■ **GIVEN INSTRUCTION**: Extract each line where the string "icon" shows up.

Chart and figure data
- - - - -
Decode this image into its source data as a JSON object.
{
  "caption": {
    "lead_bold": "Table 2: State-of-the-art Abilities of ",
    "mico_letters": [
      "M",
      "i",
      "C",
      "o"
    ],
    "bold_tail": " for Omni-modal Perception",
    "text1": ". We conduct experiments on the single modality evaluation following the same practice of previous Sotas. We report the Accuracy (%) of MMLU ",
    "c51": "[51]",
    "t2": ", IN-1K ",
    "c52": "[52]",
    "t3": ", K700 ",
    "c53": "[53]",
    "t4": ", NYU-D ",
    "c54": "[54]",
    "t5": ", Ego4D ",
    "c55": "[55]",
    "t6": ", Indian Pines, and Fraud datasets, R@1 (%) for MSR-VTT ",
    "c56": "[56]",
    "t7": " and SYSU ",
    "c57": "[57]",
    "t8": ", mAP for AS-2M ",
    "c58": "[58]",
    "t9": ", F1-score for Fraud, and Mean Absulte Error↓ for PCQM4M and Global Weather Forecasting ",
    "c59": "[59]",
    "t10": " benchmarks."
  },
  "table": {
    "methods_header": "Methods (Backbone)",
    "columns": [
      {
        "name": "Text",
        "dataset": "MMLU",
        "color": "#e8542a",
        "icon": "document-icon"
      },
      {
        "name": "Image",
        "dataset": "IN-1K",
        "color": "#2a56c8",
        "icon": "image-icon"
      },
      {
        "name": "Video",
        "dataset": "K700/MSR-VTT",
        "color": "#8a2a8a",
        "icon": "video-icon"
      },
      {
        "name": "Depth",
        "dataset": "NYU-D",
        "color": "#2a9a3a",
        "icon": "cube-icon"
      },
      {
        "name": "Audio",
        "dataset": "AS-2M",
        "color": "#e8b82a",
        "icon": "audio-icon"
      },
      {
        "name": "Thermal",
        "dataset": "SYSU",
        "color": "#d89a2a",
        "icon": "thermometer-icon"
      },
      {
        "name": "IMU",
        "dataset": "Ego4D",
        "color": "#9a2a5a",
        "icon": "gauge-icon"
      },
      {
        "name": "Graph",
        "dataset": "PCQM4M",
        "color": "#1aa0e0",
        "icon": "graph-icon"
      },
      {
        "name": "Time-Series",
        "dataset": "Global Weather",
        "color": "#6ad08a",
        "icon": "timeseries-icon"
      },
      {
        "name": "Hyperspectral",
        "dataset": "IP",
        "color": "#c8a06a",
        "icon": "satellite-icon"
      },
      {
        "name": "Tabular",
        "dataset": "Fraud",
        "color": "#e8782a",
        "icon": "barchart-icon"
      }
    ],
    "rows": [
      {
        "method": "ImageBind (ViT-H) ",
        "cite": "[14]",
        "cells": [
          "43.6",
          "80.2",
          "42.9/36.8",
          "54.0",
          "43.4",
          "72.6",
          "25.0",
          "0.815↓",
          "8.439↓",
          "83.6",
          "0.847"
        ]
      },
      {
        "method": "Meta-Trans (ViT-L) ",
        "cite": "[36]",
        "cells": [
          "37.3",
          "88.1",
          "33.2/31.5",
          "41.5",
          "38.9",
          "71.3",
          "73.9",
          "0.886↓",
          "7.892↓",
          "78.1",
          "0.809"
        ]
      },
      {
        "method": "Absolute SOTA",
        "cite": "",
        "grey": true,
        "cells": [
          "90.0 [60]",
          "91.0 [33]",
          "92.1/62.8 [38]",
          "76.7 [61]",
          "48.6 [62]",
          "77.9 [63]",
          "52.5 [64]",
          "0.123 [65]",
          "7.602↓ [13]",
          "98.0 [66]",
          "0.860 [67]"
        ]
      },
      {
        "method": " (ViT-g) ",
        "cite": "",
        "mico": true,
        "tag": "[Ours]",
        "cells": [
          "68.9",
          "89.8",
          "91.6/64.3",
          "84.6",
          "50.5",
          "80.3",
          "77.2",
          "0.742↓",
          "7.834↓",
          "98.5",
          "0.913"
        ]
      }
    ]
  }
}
- - - - -
■ **RESULT OF THE EXERCISE**:
        "icon": "document-icon"
        "icon": "image-icon"
        "icon": "video-icon"
        "icon": "cube-icon"
        "icon": "audio-icon"
        "icon": "thermometer-icon"
        "icon": "gauge-icon"
        "icon": "graph-icon"
        "icon": "timeseries-icon"
        "icon": "satellite-icon"
        "icon": "barchart-icon"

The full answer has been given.